* Request:
Pick out every line in the entries below that contains the string "Sternomastoid".

(Region and label listings)
========================
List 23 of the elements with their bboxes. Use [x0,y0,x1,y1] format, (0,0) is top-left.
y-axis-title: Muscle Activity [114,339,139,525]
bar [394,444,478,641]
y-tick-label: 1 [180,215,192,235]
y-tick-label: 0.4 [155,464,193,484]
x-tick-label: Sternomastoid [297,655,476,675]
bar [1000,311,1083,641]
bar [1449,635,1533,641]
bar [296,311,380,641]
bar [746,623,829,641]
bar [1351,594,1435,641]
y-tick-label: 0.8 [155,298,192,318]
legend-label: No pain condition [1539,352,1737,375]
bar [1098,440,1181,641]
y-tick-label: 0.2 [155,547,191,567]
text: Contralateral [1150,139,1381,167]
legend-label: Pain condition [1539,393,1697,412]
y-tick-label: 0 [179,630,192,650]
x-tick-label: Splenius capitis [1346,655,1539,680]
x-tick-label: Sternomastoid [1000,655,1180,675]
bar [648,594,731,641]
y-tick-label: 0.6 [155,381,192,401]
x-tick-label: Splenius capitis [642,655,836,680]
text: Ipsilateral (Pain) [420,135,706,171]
========================
* Result:
x-tick-label: Sternomastoid [297,655,476,675]
x-tick-label: Sternomastoid [1000,655,1180,675]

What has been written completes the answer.